WHAT TO WORK ON:
Present the following entries again, word for word and in full.

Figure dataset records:
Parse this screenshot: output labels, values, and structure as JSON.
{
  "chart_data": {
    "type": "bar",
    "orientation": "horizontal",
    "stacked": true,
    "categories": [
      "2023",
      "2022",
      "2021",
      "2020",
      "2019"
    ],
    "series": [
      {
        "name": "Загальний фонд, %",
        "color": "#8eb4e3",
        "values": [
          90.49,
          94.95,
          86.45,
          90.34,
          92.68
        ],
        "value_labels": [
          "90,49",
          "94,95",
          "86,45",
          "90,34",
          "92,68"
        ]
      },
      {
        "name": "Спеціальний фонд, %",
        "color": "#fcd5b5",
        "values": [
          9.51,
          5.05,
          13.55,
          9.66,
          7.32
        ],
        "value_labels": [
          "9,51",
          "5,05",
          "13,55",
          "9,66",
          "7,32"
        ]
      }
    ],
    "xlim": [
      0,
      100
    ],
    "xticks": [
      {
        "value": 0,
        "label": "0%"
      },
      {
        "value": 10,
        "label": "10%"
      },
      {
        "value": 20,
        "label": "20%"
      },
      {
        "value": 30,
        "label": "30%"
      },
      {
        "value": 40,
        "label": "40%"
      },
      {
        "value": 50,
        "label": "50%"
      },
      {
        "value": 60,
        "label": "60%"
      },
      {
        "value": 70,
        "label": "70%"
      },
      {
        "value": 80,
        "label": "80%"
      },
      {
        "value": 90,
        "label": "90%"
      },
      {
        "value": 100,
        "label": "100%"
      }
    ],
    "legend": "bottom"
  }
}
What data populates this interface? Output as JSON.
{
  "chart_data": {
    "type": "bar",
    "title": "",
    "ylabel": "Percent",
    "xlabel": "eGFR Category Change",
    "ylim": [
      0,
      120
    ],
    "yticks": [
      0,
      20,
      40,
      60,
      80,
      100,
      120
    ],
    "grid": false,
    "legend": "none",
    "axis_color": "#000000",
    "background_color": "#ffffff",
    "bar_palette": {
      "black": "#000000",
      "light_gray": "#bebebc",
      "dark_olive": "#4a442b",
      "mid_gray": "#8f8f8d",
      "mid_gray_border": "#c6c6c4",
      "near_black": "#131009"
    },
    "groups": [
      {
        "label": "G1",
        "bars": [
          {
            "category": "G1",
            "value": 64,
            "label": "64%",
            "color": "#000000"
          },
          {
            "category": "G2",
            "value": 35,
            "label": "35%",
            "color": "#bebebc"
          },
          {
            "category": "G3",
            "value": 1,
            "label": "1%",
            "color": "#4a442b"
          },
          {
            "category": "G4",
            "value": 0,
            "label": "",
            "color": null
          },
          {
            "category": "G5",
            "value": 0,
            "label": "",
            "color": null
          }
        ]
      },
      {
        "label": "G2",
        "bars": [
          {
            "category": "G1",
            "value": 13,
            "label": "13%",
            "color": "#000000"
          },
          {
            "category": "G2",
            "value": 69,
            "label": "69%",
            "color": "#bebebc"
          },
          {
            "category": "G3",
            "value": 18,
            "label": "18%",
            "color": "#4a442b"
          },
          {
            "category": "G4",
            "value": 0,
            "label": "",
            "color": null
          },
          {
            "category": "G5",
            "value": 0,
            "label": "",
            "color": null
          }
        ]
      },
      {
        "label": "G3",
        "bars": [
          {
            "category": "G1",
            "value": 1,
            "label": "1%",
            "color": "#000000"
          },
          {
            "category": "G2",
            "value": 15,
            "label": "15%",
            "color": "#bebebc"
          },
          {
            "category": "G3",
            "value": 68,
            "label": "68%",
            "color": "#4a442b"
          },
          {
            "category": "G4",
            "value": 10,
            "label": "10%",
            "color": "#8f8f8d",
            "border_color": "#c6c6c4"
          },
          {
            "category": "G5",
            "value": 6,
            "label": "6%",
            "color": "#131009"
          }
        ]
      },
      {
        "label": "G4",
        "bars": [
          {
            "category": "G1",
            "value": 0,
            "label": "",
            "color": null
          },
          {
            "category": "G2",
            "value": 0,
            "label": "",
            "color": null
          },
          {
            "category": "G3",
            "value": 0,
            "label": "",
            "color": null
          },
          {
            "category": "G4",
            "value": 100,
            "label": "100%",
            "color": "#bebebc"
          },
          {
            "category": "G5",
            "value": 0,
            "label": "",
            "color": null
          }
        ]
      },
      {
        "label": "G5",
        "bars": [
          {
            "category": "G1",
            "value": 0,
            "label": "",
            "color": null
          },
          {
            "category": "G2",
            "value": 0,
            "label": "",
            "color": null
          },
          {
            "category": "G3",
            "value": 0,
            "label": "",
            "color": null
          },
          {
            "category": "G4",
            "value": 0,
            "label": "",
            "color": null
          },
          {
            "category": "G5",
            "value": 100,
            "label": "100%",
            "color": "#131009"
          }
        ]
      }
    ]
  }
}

TASK RESPONSE:
Parse this screenshot: output labels, values, and structure as JSON.
{
  "chart_data": {
    "type": "bar",
    "orientation": "horizontal",
    "stacked": true,
    "categories": [
      "2023",
      "2022",
      "2021",
      "2020",
      "2019"
    ],
    "series": [
      {
        "name": "Загальний фонд, %",
        "color": "#8eb4e3",
        "values": [
          90.49,
          94.95,
          86.45,
          90.34,
          92.68
        ],
        "value_labels": [
          "90,49",
          "94,95",
          "86,45",
          "90,34",
          "92,68"
        ]
      },
      {
        "name": "Спеціальний фонд, %",
        "color": "#fcd5b5",
        "values": [
          9.51,
          5.05,
          13.55,
          9.66,
          7.32
        ],
        "value_labels": [
          "9,51",
          "5,05",
          "13,55",
          "9,66",
          "7,32"
        ]
      }
    ],
    "xlim": [
      0,
      100
    ],
    "xticks": [
      {
        "value": 0,
        "label": "0%"
      },
      {
        "value": 10,
        "label": "10%"
      },
      {
        "value": 20,
        "label": "20%"
      },
      {
        "value": 30,
        "label": "30%"
      },
      {
        "value": 40,
        "label": "40%"
      },
      {
        "value": 50,
        "label": "50%"
      },
      {
        "value": 60,
        "label": "60%"
      },
      {
        "value": 70,
        "label": "70%"
      },
      {
        "value": 80,
        "label": "80%"
      },
      {
        "value": 90,
        "label": "90%"
      },
      {
        "value": 100,
        "label": "100%"
      }
    ],
    "legend": "bottom"
  }
}
What data populates this interface? Output as JSON.
{
  "chart_data": {
    "type": "bar",
    "title": "",
    "ylabel": "Percent",
    "xlabel": "eGFR Category Change",
    "ylim": [
      0,
      120
    ],
    "yticks": [
      0,
      20,
      40,
      60,
      80,
      100,
      120
    ],
    "grid": false,
    "legend": "none",
    "axis_color": "#000000",
    "background_color": "#ffffff",
    "bar_palette": {
      "black": "#000000",
      "light_gray": "#bebebc",
      "dark_olive": "#4a442b",
      "mid_gray": "#8f8f8d",
      "mid_gray_border": "#c6c6c4",
      "near_black": "#131009"
    },
    "groups": [
      {
        "label": "G1",
        "bars": [
          {
            "category": "G1",
            "value": 64,
            "label": "64%",
            "color": "#000000"
          },
          {
            "category": "G2",
            "value": 35,
            "label": "35%",
            "color": "#bebebc"
          },
          {
            "category": "G3",
            "value": 1,
            "label": "1%",
            "color": "#4a442b"
          },
          {
            "category": "G4",
            "value": 0,
            "label": "",
            "color": null
          },
          {
            "category": "G5",
            "value": 0,
            "label": "",
            "color": null
          }
        ]
      },
      {
        "label": "G2",
        "bars": [
          {
            "category": "G1",
            "value": 13,
            "label": "13%",
            "color": "#000000"
          },
          {
            "category": "G2",
            "value": 69,
            "label": "69%",
            "color": "#bebebc"
          },
          {
            "category": "G3",
            "value": 18,
            "label": "18%",
            "color": "#4a442b"
          },
          {
            "category": "G4",
            "value": 0,
            "label": "",
            "color": null
          },
          {
            "category": "G5",
            "value": 0,
            "label": "",
            "color": null
          }
        ]
      },
      {
        "label": "G3",
        "bars": [
          {
            "category": "G1",
            "value": 1,
            "label": "1%",
            "color": "#000000"
          },
          {
            "category": "G2",
            "value": 15,
            "label": "15%",
            "color": "#bebebc"
          },
          {
            "category": "G3",
            "value": 68,
            "label": "68%",
            "color": "#4a442b"
          },
          {
            "category": "G4",
            "value": 10,
            "label": "10%",
            "color": "#8f8f8d",
            "border_color": "#c6c6c4"
          },
          {
            "category": "G5",
            "value": 6,
            "label": "6%",
            "color": "#131009"
          }
        ]
      },
      {
        "label": "G4",
        "bars": [
          {
            "category": "G1",
            "value": 0,
            "label": "",
            "color": null
          },
          {
            "category": "G2",
            "value": 0,
            "label": "",
            "color": null
          },
          {
            "category": "G3",
            "value": 0,
            "label": "",
            "color": null
          },
          {
            "category": "G4",
            "value": 100,
            "label": "100%",
            "color": "#bebebc"
          },
          {
            "category": "G5",
            "value": 0,
            "label": "",
            "color": null
          }
        ]
      },
      {
        "label": "G5",
        "bars": [
          {
            "category": "G1",
            "value": 0,
            "label": "",
            "color": null
          },
          {
            "category": "G2",
            "value": 0,
            "label": "",
            "color": null
          },
          {
            "category": "G3",
            "value": 0,
            "label": "",
            "color": null
          },
          {
            "category": "G4",
            "value": 0,
            "label": "",
            "color": null
          },
          {
            "category": "G5",
            "value": 100,
            "label": "100%",
            "color": "#131009"
          }
        ]
      }
    ]
  }
}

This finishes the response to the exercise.